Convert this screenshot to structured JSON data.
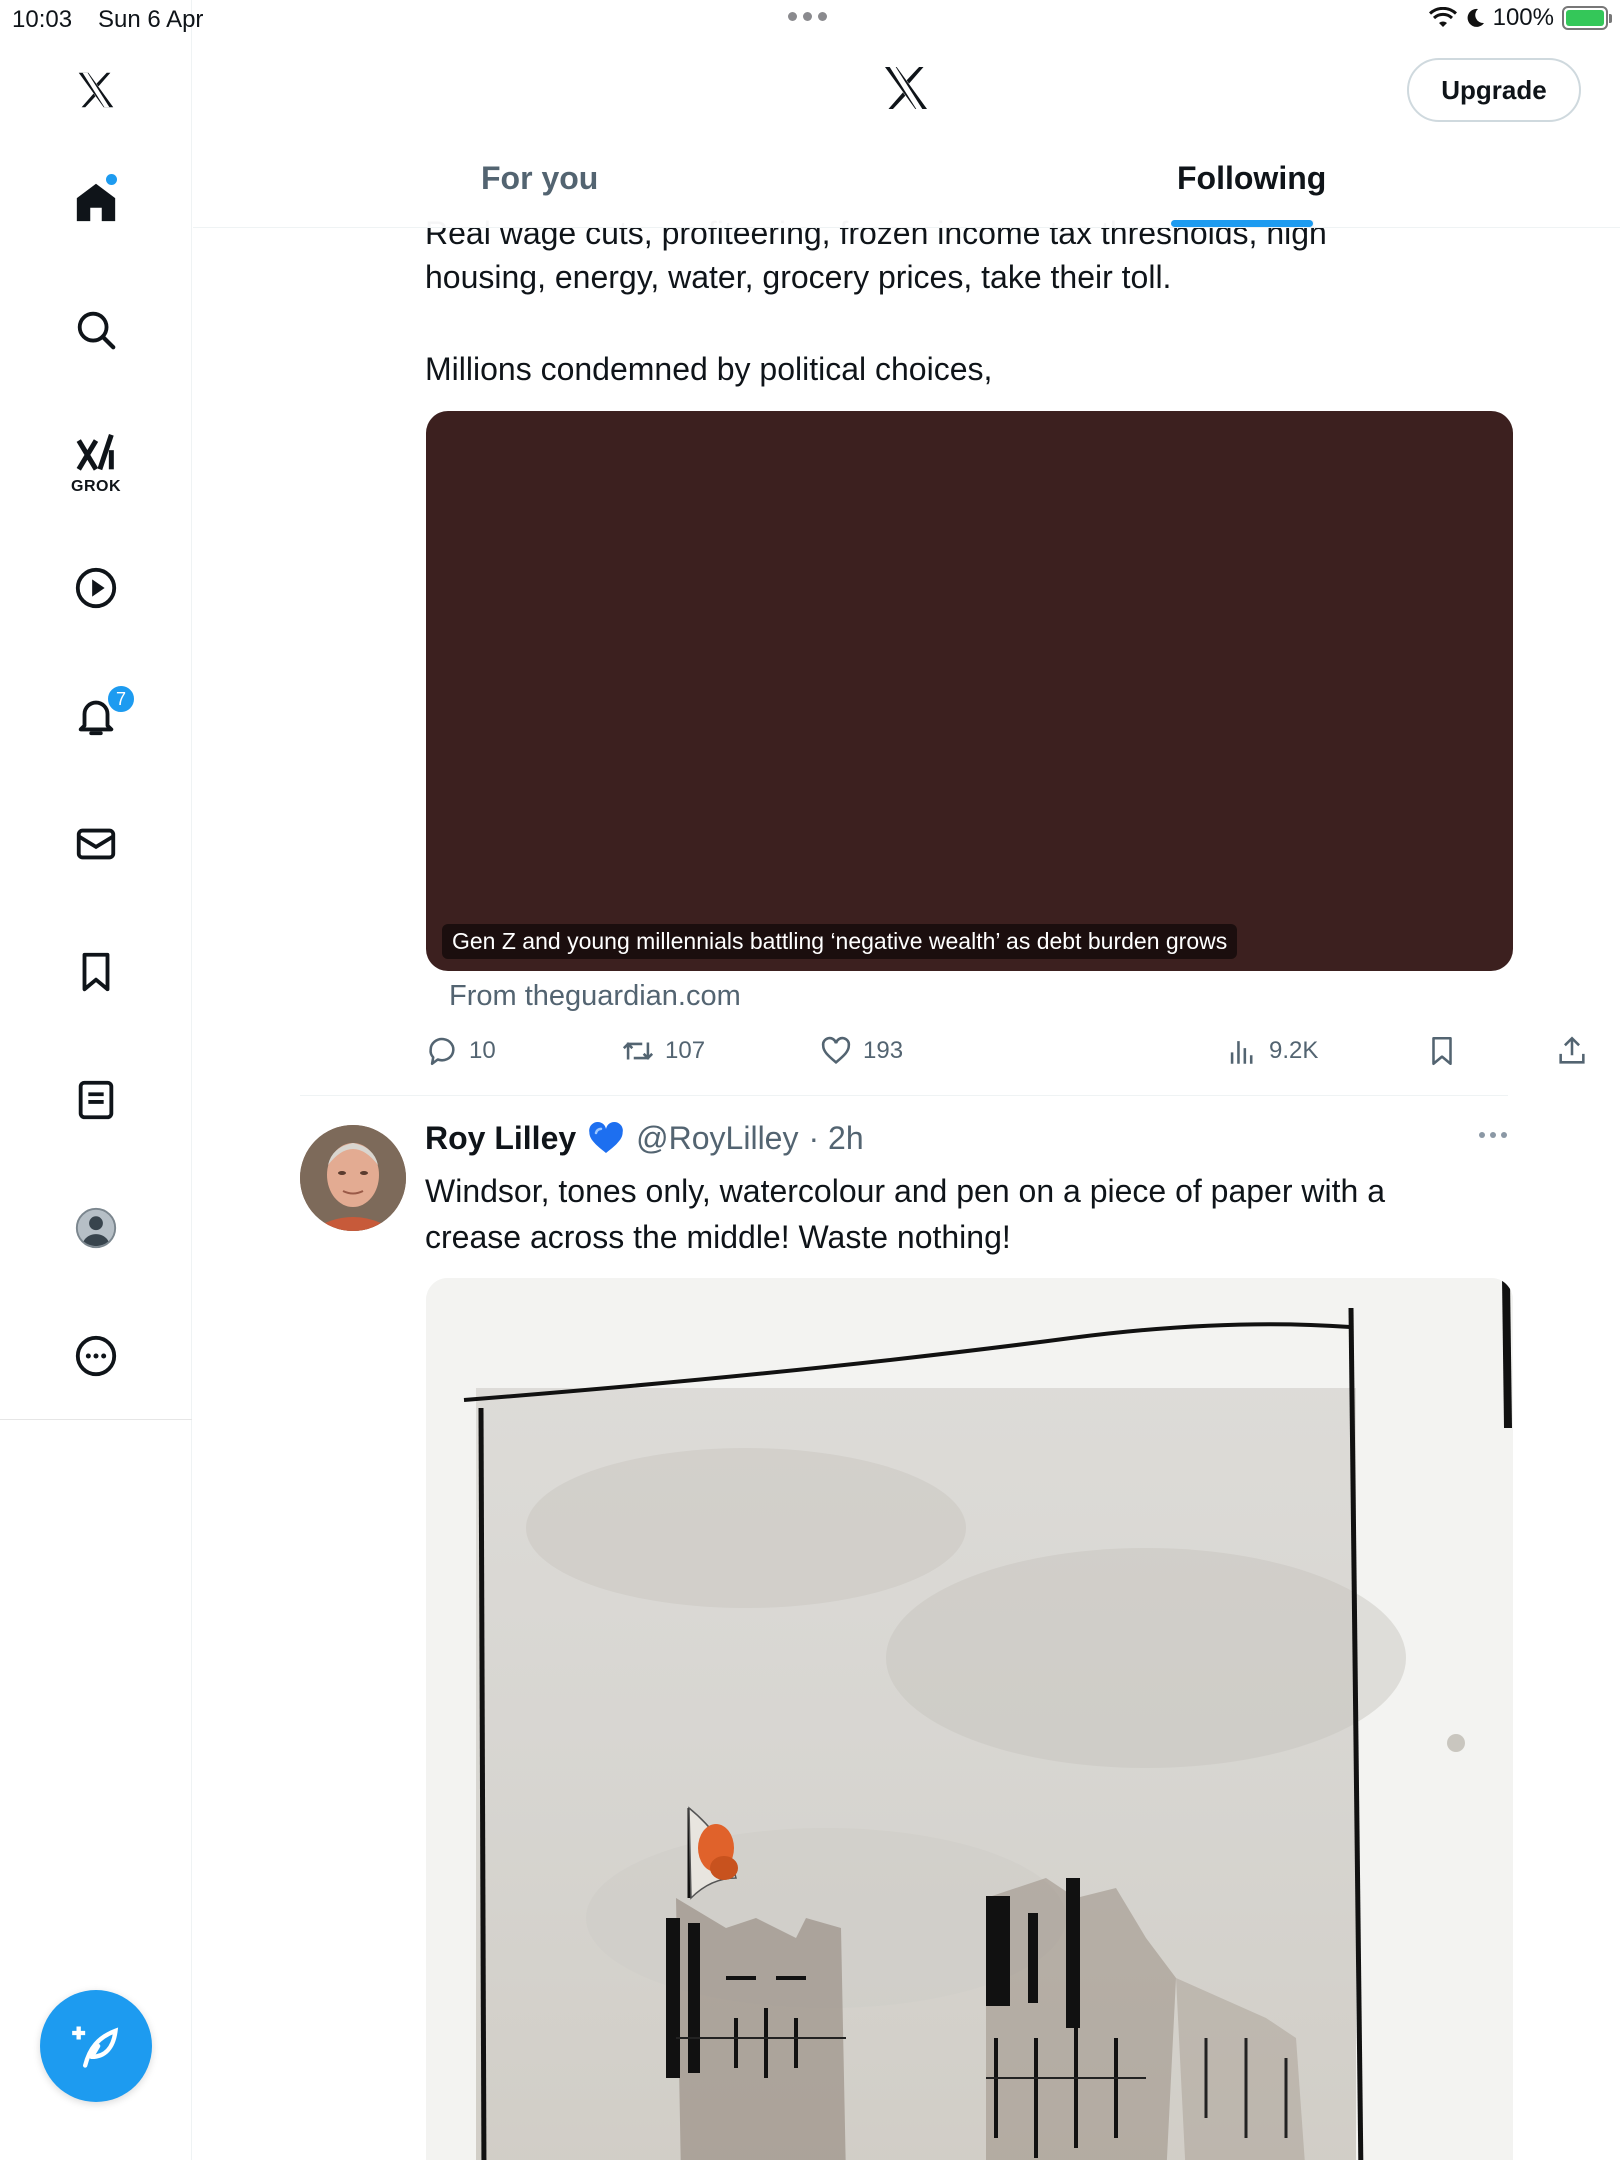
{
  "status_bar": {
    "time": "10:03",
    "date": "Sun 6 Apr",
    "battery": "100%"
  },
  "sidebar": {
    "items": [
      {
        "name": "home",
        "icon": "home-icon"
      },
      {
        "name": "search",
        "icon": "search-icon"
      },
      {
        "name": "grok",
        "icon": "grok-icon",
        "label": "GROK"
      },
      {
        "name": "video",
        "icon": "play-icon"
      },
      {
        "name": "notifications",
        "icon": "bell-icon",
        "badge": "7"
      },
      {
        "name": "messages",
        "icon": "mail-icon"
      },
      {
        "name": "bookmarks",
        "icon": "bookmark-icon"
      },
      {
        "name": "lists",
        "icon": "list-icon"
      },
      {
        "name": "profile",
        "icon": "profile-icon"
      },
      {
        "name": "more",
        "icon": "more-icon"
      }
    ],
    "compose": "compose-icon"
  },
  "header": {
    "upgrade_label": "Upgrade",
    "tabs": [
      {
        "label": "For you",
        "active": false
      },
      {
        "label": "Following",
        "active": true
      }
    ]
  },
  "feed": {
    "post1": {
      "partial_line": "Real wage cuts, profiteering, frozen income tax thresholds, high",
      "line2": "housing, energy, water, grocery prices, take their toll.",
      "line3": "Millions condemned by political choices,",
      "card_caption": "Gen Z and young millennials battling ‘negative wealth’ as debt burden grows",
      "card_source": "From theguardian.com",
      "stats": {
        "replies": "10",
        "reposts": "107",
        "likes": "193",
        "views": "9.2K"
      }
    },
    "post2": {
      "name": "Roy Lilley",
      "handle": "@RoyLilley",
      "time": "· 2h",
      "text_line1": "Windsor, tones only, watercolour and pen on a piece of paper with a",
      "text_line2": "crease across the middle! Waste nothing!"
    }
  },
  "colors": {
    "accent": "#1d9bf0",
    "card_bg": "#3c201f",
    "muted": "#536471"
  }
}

....

* TASK GOAL *
Repeat each entry exactly as given; no pictures belong in the copy.

* THE ANSWER *
Convert this screenshot to structured JSON data.
{
  "status_bar": {
    "time": "10:03",
    "date": "Sun 6 Apr",
    "battery": "100%"
  },
  "sidebar": {
    "items": [
      {
        "name": "home",
        "icon": "home-icon"
      },
      {
        "name": "search",
        "icon": "search-icon"
      },
      {
        "name": "grok",
        "icon": "grok-icon",
        "label": "GROK"
      },
      {
        "name": "video",
        "icon": "play-icon"
      },
      {
        "name": "notifications",
        "icon": "bell-icon",
        "badge": "7"
      },
      {
        "name": "messages",
        "icon": "mail-icon"
      },
      {
        "name": "bookmarks",
        "icon": "bookmark-icon"
      },
      {
        "name": "lists",
        "icon": "list-icon"
      },
      {
        "name": "profile",
        "icon": "profile-icon"
      },
      {
        "name": "more",
        "icon": "more-icon"
      }
    ],
    "compose": "compose-icon"
  },
  "header": {
    "upgrade_label": "Upgrade",
    "tabs": [
      {
        "label": "For you",
        "active": false
      },
      {
        "label": "Following",
        "active": true
      }
    ]
  },
  "feed": {
    "post1": {
      "partial_line": "Real wage cuts, profiteering, frozen income tax thresholds, high",
      "line2": "housing, energy, water, grocery prices, take their toll.",
      "line3": "Millions condemned by political choices,",
      "card_caption": "Gen Z and young millennials battling ‘negative wealth’ as debt burden grows",
      "card_source": "From theguardian.com",
      "stats": {
        "replies": "10",
        "reposts": "107",
        "likes": "193",
        "views": "9.2K"
      }
    },
    "post2": {
      "name": "Roy Lilley",
      "handle": "@RoyLilley",
      "time": "· 2h",
      "text_line1": "Windsor, tones only, watercolour and pen on a piece of paper with a",
      "text_line2": "crease across the middle! Waste nothing!"
    }
  },
  "colors": {
    "accent": "#1d9bf0",
    "card_bg": "#3c201f",
    "muted": "#536471"
  }
}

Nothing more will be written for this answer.